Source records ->
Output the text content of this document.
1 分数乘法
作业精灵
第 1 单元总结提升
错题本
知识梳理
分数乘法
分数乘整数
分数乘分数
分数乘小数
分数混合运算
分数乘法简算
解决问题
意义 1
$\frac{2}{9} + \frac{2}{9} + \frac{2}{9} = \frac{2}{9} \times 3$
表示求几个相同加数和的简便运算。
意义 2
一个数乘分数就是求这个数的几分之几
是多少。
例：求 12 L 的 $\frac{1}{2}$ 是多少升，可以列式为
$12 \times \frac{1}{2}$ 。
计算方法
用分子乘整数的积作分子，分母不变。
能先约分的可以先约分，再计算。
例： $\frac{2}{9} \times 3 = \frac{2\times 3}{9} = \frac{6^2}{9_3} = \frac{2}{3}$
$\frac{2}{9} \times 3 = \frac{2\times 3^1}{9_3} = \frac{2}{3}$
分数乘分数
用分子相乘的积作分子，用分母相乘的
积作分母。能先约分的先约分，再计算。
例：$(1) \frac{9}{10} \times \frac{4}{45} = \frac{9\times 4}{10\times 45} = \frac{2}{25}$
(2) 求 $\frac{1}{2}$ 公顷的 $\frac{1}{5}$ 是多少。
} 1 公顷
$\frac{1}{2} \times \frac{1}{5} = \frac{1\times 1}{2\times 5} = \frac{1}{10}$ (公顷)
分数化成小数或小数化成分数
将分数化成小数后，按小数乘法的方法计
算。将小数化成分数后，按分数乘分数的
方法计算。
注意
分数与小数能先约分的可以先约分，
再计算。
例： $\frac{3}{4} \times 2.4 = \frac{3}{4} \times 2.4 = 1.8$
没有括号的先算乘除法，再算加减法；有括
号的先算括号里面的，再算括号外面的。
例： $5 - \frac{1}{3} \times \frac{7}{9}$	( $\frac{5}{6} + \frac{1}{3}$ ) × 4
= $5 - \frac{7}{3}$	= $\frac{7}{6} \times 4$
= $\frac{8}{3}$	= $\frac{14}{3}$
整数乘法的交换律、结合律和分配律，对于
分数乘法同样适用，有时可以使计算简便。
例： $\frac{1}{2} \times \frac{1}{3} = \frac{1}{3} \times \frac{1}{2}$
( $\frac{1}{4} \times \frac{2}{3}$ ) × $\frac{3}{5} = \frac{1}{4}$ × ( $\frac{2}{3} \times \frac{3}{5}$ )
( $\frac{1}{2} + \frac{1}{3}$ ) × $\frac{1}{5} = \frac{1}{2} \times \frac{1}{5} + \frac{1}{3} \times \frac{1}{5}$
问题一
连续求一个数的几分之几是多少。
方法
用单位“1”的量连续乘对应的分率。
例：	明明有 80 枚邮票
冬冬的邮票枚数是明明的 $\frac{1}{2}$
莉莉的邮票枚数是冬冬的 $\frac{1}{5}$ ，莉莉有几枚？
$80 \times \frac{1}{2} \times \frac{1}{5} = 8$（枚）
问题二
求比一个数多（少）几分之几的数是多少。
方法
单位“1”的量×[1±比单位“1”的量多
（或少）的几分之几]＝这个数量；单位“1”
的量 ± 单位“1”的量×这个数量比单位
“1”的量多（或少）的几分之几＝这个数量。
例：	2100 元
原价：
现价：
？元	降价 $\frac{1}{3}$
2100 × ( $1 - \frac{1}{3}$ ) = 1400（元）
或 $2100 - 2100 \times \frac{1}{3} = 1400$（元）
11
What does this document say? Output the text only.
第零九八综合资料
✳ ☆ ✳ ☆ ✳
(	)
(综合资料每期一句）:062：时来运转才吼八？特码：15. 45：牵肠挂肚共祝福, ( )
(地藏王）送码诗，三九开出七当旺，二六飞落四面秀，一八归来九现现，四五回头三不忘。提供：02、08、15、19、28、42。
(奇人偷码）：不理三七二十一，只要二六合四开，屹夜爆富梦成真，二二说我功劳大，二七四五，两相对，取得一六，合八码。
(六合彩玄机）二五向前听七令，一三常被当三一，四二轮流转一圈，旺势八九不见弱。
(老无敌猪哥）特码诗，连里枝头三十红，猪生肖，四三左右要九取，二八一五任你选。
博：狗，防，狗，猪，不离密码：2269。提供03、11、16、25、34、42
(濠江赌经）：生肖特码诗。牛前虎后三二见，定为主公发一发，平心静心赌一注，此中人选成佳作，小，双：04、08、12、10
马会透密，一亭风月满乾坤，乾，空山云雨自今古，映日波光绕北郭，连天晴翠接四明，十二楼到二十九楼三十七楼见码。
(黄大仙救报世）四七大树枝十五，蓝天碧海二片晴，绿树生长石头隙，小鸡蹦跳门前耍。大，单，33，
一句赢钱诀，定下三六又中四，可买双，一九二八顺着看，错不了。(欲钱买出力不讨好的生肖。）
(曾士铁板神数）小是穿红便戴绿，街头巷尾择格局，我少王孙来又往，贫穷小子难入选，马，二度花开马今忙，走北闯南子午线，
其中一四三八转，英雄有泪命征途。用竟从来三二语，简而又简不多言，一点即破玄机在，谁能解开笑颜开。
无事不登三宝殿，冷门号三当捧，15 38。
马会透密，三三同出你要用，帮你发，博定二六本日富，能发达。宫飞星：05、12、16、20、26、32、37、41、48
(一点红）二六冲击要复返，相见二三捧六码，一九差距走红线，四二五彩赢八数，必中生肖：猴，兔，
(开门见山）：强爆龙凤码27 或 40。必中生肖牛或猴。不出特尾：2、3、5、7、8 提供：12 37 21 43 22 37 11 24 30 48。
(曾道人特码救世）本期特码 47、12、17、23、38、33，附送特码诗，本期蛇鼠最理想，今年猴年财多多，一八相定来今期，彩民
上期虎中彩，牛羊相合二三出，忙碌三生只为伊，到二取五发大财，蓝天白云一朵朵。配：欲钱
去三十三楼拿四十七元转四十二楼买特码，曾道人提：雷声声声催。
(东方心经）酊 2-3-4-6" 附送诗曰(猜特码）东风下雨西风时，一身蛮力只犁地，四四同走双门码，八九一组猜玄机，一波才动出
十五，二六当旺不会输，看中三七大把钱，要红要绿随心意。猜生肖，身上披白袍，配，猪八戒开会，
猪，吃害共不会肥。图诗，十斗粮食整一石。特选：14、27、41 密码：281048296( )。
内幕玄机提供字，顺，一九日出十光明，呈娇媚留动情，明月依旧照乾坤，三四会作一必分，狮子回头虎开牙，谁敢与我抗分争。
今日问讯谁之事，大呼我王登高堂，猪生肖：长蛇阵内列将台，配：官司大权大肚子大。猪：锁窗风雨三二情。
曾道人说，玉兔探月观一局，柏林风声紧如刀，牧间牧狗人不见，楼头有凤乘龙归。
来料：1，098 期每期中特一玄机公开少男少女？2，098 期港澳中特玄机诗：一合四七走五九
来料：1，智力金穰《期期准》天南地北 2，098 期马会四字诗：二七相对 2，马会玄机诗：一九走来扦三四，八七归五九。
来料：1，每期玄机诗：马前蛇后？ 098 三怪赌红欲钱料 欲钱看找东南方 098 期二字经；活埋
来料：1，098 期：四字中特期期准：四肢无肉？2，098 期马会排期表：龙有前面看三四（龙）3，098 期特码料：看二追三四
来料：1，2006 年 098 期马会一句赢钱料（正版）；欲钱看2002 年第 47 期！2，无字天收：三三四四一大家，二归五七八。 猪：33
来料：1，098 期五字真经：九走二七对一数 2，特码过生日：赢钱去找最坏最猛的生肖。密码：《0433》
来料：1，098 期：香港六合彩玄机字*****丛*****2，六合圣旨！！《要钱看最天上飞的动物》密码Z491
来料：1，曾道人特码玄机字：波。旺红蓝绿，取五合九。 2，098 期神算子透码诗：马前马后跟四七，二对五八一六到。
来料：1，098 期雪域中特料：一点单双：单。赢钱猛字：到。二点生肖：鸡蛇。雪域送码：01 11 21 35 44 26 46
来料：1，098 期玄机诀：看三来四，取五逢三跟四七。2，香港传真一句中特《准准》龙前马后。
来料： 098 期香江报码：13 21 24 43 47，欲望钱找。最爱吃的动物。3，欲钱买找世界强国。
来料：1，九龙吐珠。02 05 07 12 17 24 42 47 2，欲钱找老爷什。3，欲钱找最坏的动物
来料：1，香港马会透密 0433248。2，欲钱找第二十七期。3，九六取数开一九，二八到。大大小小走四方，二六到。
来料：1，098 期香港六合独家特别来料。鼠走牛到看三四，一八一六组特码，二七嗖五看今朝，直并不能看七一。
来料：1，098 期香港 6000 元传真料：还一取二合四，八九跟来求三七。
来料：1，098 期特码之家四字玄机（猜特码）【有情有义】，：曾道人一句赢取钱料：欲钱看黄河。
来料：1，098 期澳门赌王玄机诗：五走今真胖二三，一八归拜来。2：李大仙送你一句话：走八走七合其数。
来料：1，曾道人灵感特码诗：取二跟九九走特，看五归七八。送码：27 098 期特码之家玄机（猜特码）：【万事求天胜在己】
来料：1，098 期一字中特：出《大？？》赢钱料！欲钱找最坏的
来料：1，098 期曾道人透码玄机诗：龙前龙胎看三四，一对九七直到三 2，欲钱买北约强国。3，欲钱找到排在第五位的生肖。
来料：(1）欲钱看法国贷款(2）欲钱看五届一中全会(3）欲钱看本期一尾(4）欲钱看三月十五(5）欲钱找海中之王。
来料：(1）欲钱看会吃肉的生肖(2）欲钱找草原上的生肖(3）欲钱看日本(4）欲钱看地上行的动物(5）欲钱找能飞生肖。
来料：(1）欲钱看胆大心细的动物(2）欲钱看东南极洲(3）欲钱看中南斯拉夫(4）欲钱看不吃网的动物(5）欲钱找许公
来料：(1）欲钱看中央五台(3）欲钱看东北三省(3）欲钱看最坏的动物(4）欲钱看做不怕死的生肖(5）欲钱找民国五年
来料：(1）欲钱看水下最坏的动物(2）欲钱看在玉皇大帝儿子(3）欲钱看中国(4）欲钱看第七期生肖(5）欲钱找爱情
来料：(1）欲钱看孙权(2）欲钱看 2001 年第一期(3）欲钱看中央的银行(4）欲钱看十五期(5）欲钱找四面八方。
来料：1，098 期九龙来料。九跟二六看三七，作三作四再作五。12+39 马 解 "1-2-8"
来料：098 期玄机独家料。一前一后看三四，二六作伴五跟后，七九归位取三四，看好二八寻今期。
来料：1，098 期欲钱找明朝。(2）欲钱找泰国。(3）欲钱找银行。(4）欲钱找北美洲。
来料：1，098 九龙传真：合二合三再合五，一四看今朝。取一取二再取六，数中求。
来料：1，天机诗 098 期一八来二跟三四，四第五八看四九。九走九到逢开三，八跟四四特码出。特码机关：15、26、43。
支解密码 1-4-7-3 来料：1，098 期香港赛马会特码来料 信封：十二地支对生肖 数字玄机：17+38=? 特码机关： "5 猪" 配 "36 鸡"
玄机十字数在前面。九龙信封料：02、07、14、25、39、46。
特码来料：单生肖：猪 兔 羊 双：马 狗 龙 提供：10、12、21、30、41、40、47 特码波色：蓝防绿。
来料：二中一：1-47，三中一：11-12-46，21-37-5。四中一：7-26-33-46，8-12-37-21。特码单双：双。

Set task ->
In the material above, find the lines that contain "text" and show them.

Written reply ->
Output the text content of this document.
What does this document say? Output the text only.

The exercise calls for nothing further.